- GIVEN EXERCISE -
Retype the data below without altering anything.

- GIVEN RECORDS -

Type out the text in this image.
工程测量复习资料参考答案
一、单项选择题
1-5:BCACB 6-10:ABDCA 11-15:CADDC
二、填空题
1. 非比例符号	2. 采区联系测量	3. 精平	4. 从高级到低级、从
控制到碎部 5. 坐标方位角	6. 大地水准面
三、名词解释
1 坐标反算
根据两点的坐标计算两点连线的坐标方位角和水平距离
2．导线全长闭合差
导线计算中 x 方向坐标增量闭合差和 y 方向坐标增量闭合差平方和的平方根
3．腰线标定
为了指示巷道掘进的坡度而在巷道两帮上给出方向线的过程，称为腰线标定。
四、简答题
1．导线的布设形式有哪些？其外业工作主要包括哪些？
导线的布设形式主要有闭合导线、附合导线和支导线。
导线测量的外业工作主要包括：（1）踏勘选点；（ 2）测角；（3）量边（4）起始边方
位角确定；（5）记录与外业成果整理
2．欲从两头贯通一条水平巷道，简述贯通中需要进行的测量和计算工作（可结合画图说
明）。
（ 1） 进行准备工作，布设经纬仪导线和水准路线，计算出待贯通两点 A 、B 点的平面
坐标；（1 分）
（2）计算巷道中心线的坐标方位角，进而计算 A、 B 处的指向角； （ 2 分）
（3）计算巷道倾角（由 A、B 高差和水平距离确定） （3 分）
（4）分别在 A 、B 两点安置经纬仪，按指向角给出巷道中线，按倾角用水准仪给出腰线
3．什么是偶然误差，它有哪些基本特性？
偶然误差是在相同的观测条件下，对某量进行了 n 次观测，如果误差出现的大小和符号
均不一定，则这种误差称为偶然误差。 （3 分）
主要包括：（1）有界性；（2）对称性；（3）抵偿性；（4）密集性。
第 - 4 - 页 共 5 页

- FULL ANSWER -
Type out the text in this image.
工程测量复习资料参考答案
一、单项选择题
1-5:BCACB 6-10:ABDCA 11-15:CADDC
二、填空题
1. 非比例符号	2. 采区联系测量	3. 精平	4. 从高级到低级、从
控制到碎部 5. 坐标方位角	6. 大地水准面
三、名词解释
1 坐标反算
根据两点的坐标计算两点连线的坐标方位角和水平距离
2．导线全长闭合差
导线计算中 x 方向坐标增量闭合差和 y 方向坐标增量闭合差平方和的平方根
3．腰线标定
为了指示巷道掘进的坡度而在巷道两帮上给出方向线的过程，称为腰线标定。
四、简答题
1．导线的布设形式有哪些？其外业工作主要包括哪些？
导线的布设形式主要有闭合导线、附合导线和支导线。
导线测量的外业工作主要包括：（1）踏勘选点；（ 2）测角；（3）量边（4）起始边方
位角确定；（5）记录与外业成果整理
2．欲从两头贯通一条水平巷道，简述贯通中需要进行的测量和计算工作（可结合画图说
明）。
（ 1） 进行准备工作，布设经纬仪导线和水准路线，计算出待贯通两点 A 、B 点的平面
坐标；（1 分）
（2）计算巷道中心线的坐标方位角，进而计算 A、 B 处的指向角； （ 2 分）
（3）计算巷道倾角（由 A、B 高差和水平距离确定） （3 分）
（4）分别在 A 、B 两点安置经纬仪，按指向角给出巷道中线，按倾角用水准仪给出腰线
3．什么是偶然误差，它有哪些基本特性？
偶然误差是在相同的观测条件下，对某量进行了 n 次观测，如果误差出现的大小和符号
均不一定，则这种误差称为偶然误差。 （3 分）
主要包括：（1）有界性；（2）对称性；（3）抵偿性；（4）密集性。
第 - 4 - 页 共 5 页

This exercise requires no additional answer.